▸ **EXERCISE MATERIAL**
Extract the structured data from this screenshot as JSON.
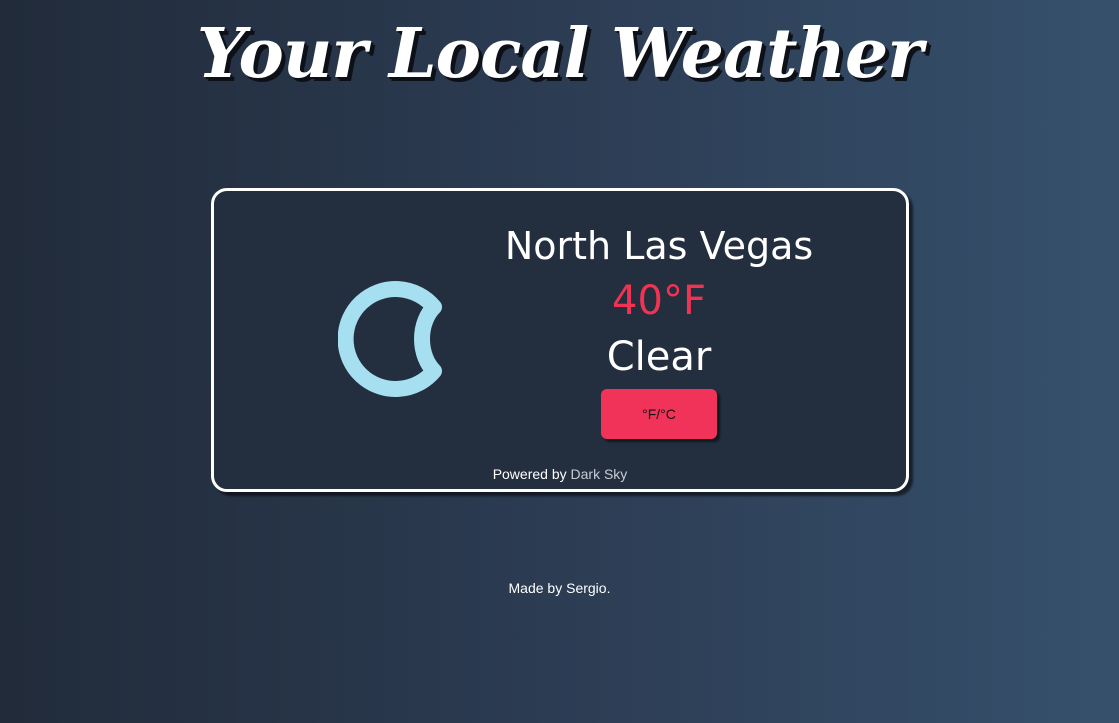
{
  "header": {
    "title": "Your Local Weather"
  },
  "weather": {
    "location": "North Las Vegas",
    "temperature": "40°F",
    "condition": "Clear",
    "icon": "moon-icon",
    "toggle_label": "°F/°C"
  },
  "attribution": {
    "prefix": "Powered by",
    "link_text": "Dark Sky"
  },
  "footer": {
    "credit": "Made by Sergio."
  },
  "colors": {
    "accent": "#f1335a",
    "temperature": "#f03352",
    "icon": "#a5dff0",
    "card_background": "#232e3f"
  }
}
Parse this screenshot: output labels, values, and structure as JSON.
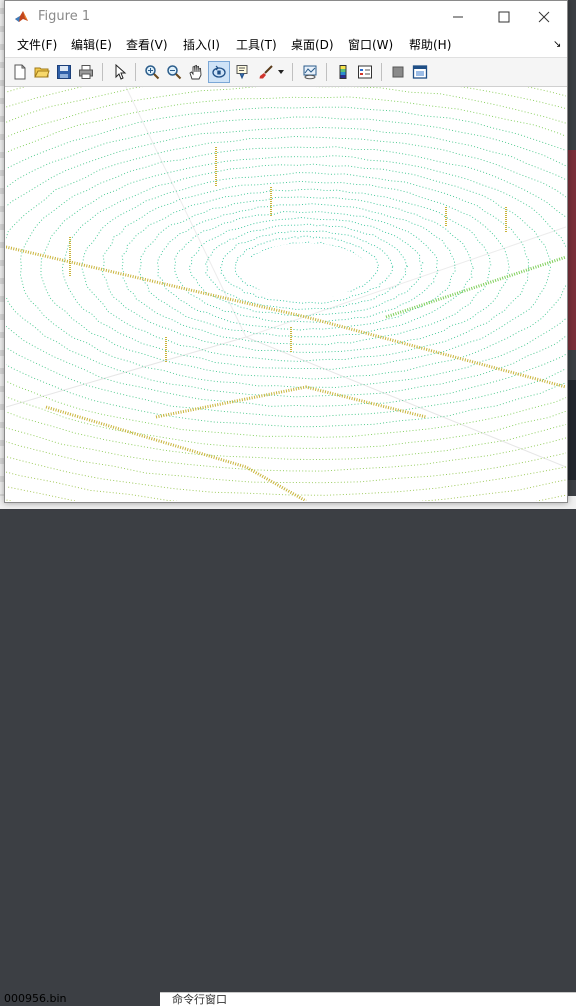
{
  "window": {
    "title": "Figure 1",
    "controls": {
      "minimize": "minimize",
      "maximize": "maximize",
      "close": "close"
    }
  },
  "menu": {
    "items": [
      "文件(F)",
      "编辑(E)",
      "查看(V)",
      "插入(I)",
      "工具(T)",
      "桌面(D)",
      "窗口(W)",
      "帮助(H)"
    ]
  },
  "toolbar": {
    "buttons": [
      {
        "name": "new-figure",
        "icon": "new-file-icon"
      },
      {
        "name": "open-file",
        "icon": "folder-open-icon"
      },
      {
        "name": "save-figure",
        "icon": "save-icon"
      },
      {
        "name": "print-figure",
        "icon": "print-icon"
      },
      {
        "name": "edit-plot",
        "icon": "cursor-arrow-icon"
      },
      {
        "name": "zoom-in",
        "icon": "zoom-in-icon"
      },
      {
        "name": "zoom-out",
        "icon": "zoom-out-icon"
      },
      {
        "name": "pan",
        "icon": "hand-icon"
      },
      {
        "name": "rotate-3d",
        "icon": "rotate-3d-icon",
        "active": true
      },
      {
        "name": "data-cursor",
        "icon": "data-cursor-icon"
      },
      {
        "name": "brush",
        "icon": "brush-icon"
      },
      {
        "name": "link-plot",
        "icon": "link-plot-icon"
      },
      {
        "name": "insert-colorbar",
        "icon": "colorbar-icon"
      },
      {
        "name": "insert-legend",
        "icon": "legend-icon"
      },
      {
        "name": "hide-plot-tools",
        "icon": "hide-tools-icon"
      },
      {
        "name": "show-plot-tools",
        "icon": "show-tools-icon"
      }
    ]
  },
  "plot": {
    "type": "3d-point-cloud",
    "colors": {
      "low": "#2ec4a0",
      "mid": "#7fcf5a",
      "high": "#c9b43a"
    }
  },
  "background": {
    "file_label": "000956.bin",
    "panel_label": "命令行窗口"
  }
}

▸ **TASK TO CARRY OUT**
Search the preceding listing for the word "data" and pull out every line that holds it.

▸ **OUTPUT OF THE EXERCISE**
Extract the structured data from this screenshot as JSON.
        "name": "data-cursor",
        "icon": "data-cursor-icon"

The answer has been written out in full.